**TAREFA**
Transcreva, do texto sobre o encontro da F1, o trecho que começa com as palavras que contêm "Participaram do encontro" e termina em "diretor-executivo da Porsche.".

**TEXTO FORNECIDO**
______

Participaram do encontro Jean Todt (Presidente da FIA), Stefano Domenicali (diretor-executivo da F1), Ross Brawn (diretor-esportivo da F1), Ola Källenius (presidente do conselho de administração da Daimler/Mercedes), John Elkann (presidente da Ferrari), Luca de Meo (diretor-executivo da Renault), Dietritch Mateschitz (presidente da Red Bull), além de Markus Duesmann, representante da Audi, e Oliver Blume, diretor-executivo da Porsche.

Segundo a revista alemã Auto Motor und Sport, as negociações com os chefes de cada montadora já ultrapassam seis meses. Com a intenção de definir logo o futuro das unidades de potência, a expectativa é de substituir a atual tecnologia híbrida, presente desde 2014, na temporada 2025.

______

**MATERIAL EXTRAÍDO**
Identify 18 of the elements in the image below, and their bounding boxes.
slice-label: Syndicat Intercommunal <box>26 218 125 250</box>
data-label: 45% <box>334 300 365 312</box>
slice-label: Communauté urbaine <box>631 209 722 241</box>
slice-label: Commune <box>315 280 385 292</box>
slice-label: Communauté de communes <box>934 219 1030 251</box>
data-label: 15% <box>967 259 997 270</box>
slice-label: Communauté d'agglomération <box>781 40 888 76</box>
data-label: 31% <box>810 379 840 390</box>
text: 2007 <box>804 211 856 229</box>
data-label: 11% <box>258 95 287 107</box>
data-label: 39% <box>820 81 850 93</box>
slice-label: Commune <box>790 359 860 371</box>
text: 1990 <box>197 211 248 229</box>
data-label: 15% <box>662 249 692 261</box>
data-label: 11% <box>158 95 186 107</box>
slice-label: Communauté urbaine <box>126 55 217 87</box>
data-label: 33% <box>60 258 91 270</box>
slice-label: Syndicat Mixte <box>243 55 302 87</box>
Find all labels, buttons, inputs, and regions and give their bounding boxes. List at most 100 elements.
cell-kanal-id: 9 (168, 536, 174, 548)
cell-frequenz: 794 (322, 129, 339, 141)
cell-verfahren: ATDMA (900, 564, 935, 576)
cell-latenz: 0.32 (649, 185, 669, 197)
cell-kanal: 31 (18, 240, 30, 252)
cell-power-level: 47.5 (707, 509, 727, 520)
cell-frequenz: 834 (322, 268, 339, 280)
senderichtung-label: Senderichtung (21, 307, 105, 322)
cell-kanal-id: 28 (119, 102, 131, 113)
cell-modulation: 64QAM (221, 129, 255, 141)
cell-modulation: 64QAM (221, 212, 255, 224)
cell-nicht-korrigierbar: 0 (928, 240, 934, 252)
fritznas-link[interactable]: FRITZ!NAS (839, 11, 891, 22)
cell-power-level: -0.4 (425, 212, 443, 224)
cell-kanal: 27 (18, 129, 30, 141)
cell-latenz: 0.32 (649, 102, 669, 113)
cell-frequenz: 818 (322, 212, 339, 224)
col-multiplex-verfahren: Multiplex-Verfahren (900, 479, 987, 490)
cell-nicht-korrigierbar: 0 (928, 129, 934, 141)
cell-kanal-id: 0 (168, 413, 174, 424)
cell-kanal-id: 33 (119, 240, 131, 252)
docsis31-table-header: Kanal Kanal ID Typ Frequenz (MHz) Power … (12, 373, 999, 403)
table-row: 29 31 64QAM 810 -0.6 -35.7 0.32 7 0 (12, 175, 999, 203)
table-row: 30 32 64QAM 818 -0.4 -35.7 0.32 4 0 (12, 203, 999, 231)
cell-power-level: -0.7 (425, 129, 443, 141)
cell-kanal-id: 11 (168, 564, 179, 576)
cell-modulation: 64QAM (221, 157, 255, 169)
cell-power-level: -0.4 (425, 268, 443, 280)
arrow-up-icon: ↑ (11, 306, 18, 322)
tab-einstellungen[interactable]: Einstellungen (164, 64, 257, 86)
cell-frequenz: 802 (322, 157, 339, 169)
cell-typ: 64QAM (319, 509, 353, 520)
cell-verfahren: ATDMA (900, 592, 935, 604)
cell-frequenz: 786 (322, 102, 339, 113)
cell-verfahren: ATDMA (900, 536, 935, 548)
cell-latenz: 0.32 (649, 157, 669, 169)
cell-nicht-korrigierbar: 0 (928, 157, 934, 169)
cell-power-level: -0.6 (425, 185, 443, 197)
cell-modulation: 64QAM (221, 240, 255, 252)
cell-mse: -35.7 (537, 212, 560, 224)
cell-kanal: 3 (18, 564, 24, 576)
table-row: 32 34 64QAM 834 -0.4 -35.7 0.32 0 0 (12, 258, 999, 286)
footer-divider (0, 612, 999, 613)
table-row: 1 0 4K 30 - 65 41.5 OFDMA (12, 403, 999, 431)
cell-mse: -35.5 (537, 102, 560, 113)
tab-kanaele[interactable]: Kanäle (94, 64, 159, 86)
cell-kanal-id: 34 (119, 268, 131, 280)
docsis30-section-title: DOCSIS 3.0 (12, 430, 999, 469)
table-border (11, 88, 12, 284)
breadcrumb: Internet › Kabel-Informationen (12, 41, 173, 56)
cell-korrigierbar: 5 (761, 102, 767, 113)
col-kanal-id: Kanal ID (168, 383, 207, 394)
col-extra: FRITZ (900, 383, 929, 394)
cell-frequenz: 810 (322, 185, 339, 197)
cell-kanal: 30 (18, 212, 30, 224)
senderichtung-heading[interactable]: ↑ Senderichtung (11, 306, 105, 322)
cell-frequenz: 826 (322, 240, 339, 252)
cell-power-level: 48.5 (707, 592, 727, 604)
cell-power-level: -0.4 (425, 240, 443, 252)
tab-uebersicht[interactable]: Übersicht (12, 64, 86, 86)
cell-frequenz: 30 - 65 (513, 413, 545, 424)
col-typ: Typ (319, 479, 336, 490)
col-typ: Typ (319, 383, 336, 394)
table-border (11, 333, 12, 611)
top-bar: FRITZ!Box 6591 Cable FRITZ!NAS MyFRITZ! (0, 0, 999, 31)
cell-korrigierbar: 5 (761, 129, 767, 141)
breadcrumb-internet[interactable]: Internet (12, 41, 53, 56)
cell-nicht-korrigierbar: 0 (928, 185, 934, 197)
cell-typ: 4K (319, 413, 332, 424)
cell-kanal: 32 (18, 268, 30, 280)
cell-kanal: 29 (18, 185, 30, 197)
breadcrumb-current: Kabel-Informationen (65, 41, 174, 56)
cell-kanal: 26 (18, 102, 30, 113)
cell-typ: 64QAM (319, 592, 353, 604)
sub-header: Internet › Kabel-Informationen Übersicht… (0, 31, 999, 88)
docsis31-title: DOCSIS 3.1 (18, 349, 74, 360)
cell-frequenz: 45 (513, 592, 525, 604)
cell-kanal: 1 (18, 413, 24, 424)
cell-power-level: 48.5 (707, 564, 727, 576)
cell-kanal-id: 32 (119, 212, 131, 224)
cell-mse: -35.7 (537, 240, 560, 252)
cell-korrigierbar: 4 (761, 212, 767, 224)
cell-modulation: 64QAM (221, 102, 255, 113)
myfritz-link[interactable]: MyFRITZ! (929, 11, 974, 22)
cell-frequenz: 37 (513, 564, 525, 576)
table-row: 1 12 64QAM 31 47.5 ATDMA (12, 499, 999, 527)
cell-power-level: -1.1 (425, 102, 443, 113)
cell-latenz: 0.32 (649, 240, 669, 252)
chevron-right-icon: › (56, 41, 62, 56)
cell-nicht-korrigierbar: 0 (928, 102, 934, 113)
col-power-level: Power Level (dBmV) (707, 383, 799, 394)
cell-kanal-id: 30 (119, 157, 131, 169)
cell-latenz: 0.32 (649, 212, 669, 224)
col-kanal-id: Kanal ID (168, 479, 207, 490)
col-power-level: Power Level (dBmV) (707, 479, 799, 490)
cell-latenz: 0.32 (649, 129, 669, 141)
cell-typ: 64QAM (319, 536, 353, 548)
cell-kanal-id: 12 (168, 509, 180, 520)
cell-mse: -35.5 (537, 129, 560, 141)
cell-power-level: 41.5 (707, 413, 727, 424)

______

**RESULTADO DO EXERCÍCIO**
Participaram do encontro Jean Todt (Presidente da FIA), Stefano Domenicali (diretor-executivo da F1), Ross Brawn (diretor-esportivo da F1), Ola Källenius (presidente do conselho de administração da Daimler/Mercedes), John Elkann (presidente da Ferrari), Luca de Meo (diretor-executivo da Renault), Dietritch Mateschitz (presidente da Red Bull), além de Markus Duesmann, representante da Audi, e Oliver Blume, diretor-executivo da Porsche.